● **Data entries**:
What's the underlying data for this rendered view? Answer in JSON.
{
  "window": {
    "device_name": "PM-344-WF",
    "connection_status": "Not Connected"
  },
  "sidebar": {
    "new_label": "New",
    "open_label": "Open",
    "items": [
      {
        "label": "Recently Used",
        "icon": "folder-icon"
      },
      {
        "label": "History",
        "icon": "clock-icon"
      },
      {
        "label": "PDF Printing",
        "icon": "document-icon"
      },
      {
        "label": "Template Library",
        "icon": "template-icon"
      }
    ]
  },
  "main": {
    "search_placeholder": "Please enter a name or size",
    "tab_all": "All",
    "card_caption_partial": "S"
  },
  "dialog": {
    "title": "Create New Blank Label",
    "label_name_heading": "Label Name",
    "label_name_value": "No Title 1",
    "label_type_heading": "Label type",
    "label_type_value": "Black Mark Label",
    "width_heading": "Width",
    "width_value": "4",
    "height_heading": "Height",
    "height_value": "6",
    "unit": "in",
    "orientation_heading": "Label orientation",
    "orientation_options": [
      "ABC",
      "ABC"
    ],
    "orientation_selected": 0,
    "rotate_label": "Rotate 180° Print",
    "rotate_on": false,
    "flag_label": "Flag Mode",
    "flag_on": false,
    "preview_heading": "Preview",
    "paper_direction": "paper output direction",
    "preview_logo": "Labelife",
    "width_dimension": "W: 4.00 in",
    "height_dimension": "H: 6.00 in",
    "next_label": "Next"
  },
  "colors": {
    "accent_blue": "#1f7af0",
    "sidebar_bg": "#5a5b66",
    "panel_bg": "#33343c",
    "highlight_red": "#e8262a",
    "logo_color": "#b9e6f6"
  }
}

● **Problem to work on**:
Find the lines containing "icon" and pull them out.

● **Task output**:
        "icon": "folder-icon"
        "icon": "clock-icon"
        "icon": "document-icon"
        "icon": "template-icon"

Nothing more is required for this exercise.